- **Written request**: Produce the listing below again, exactly as shown.

- **Data lines**:
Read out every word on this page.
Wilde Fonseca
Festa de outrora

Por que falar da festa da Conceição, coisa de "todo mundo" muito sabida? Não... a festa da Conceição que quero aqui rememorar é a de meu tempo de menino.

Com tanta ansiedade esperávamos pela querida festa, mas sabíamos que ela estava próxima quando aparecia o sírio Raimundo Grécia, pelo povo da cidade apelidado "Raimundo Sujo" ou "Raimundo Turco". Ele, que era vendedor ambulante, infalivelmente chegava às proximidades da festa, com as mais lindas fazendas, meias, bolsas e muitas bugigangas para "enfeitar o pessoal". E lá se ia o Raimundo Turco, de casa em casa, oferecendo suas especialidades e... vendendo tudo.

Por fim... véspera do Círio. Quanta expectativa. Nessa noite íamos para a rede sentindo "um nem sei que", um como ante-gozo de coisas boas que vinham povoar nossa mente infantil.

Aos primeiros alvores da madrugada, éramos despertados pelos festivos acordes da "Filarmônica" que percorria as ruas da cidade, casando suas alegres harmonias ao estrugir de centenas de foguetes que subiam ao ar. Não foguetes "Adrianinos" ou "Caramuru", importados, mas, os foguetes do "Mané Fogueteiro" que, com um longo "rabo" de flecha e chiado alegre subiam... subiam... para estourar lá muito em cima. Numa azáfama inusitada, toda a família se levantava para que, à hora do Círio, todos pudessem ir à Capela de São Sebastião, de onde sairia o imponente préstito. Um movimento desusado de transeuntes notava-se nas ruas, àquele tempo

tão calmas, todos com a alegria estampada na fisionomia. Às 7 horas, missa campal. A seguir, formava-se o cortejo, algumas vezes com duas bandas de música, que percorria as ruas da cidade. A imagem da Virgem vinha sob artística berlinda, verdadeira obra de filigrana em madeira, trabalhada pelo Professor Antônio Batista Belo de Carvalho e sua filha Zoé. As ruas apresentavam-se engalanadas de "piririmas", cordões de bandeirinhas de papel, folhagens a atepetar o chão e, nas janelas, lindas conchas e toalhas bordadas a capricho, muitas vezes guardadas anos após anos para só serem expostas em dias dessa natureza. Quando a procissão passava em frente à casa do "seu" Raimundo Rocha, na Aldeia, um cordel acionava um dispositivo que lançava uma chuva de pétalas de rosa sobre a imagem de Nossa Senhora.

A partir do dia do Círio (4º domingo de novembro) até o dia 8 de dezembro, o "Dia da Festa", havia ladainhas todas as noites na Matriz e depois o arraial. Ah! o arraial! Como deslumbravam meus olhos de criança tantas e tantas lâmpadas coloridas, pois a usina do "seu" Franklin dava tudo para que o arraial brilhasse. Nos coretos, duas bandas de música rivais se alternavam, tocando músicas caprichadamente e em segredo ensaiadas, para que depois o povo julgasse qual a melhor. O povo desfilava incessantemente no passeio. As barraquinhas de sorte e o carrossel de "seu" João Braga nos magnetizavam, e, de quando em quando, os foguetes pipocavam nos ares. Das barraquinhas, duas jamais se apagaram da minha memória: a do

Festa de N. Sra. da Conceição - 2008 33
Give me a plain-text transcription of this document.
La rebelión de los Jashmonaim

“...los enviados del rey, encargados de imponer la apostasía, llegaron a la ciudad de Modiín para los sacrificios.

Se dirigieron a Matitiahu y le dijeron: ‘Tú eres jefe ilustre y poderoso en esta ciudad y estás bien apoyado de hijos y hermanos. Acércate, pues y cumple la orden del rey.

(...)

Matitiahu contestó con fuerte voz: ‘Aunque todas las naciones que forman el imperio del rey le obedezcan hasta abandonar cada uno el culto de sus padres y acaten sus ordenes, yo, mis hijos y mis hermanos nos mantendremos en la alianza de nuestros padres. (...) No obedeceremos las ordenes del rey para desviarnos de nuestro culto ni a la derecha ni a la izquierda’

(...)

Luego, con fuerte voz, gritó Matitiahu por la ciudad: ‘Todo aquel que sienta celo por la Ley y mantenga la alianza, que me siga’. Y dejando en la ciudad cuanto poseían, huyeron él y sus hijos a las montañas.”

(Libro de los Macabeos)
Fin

- **Solution**:
Read out every word on this page.
Wilde Fonseca
Festa de outrora

Por que falar da festa da Conceição, coisa de "todo mundo" muito sabida? Não... a festa da Conceição que quero aqui rememorar é a de meu tempo de menino.

Com tanta ansiedade esperávamos pela querida festa, mas sabíamos que ela estava próxima quando aparecia o sírio Raimundo Grécia, pelo povo da cidade apelidado "Raimundo Sujo" ou "Raimundo Turco". Ele, que era vendedor ambulante, infalivelmente chegava às proximidades da festa, com as mais lindas fazendas, meias, bolsas e muitas bugigangas para "enfeitar o pessoal". E lá se ia o Raimundo Turco, de casa em casa, oferecendo suas especialidades e... vendendo tudo.

Por fim... véspera do Círio. Quanta expectativa. Nessa noite íamos para a rede sentindo "um nem sei que", um como ante-gozo de coisas boas que vinham povoar nossa mente infantil.

Aos primeiros alvores da madrugada, éramos despertados pelos festivos acordes da "Filarmônica" que percorria as ruas da cidade, casando suas alegres harmonias ao estrugir de centenas de foguetes que subiam ao ar. Não foguetes "Adrianinos" ou "Caramuru", importados, mas, os foguetes do "Mané Fogueteiro" que, com um longo "rabo" de flecha e chiado alegre subiam... subiam... para estourar lá muito em cima. Numa azáfama inusitada, toda a família se levantava para que, à hora do Círio, todos pudessem ir à Capela de São Sebastião, de onde sairia o imponente préstito. Um movimento desusado de transeuntes notava-se nas ruas, àquele tempo

tão calmas, todos com a alegria estampada na fisionomia. Às 7 horas, missa campal. A seguir, formava-se o cortejo, algumas vezes com duas bandas de música, que percorria as ruas da cidade. A imagem da Virgem vinha sob artística berlinda, verdadeira obra de filigrana em madeira, trabalhada pelo Professor Antônio Batista Belo de Carvalho e sua filha Zoé. As ruas apresentavam-se engalanadas de "piririmas", cordões de bandeirinhas de papel, folhagens a atepetar o chão e, nas janelas, lindas conchas e toalhas bordadas a capricho, muitas vezes guardadas anos após anos para só serem expostas em dias dessa natureza. Quando a procissão passava em frente à casa do "seu" Raimundo Rocha, na Aldeia, um cordel acionava um dispositivo que lançava uma chuva de pétalas de rosa sobre a imagem de Nossa Senhora.

A partir do dia do Círio (4º domingo de novembro) até o dia 8 de dezembro, o "Dia da Festa", havia ladainhas todas as noites na Matriz e depois o arraial. Ah! o arraial! Como deslumbravam meus olhos de criança tantas e tantas lâmpadas coloridas, pois a usina do "seu" Franklin dava tudo para que o arraial brilhasse. Nos coretos, duas bandas de música rivais se alternavam, tocando músicas caprichadamente e em segredo ensaiadas, para que depois o povo julgasse qual a melhor. O povo desfilava incessantemente no passeio. As barraquinhas de sorte e o carrossel de "seu" João Braga nos magnetizavam, e, de quando em quando, os foguetes pipocavam nos ares. Das barraquinhas, duas jamais se apagaram da minha memória: a do

Festa de N. Sra. da Conceição - 2008 33
Give me a plain-text transcription of this document.
La rebelión de los Jashmonaim

“...los enviados del rey, encargados de imponer la apostasía, llegaron a la ciudad de Modiín para los sacrificios.

Se dirigieron a Matitiahu y le dijeron: ‘Tú eres jefe ilustre y poderoso en esta ciudad y estás bien apoyado de hijos y hermanos. Acércate, pues y cumple la orden del rey.

(...)

Matitiahu contestó con fuerte voz: ‘Aunque todas las naciones que forman el imperio del rey le obedezcan hasta abandonar cada uno el culto de sus padres y acaten sus ordenes, yo, mis hijos y mis hermanos nos mantendremos en la alianza de nuestros padres. (...) No obedeceremos las ordenes del rey para desviarnos de nuestro culto ni a la derecha ni a la izquierda’

(...)

Luego, con fuerte voz, gritó Matitiahu por la ciudad: ‘Todo aquel que sienta celo por la Ley y mantenga la alianza, que me siga’. Y dejando en la ciudad cuanto poseían, huyeron él y sus hijos a las montañas.”

(Libro de los Macabeos)
Fin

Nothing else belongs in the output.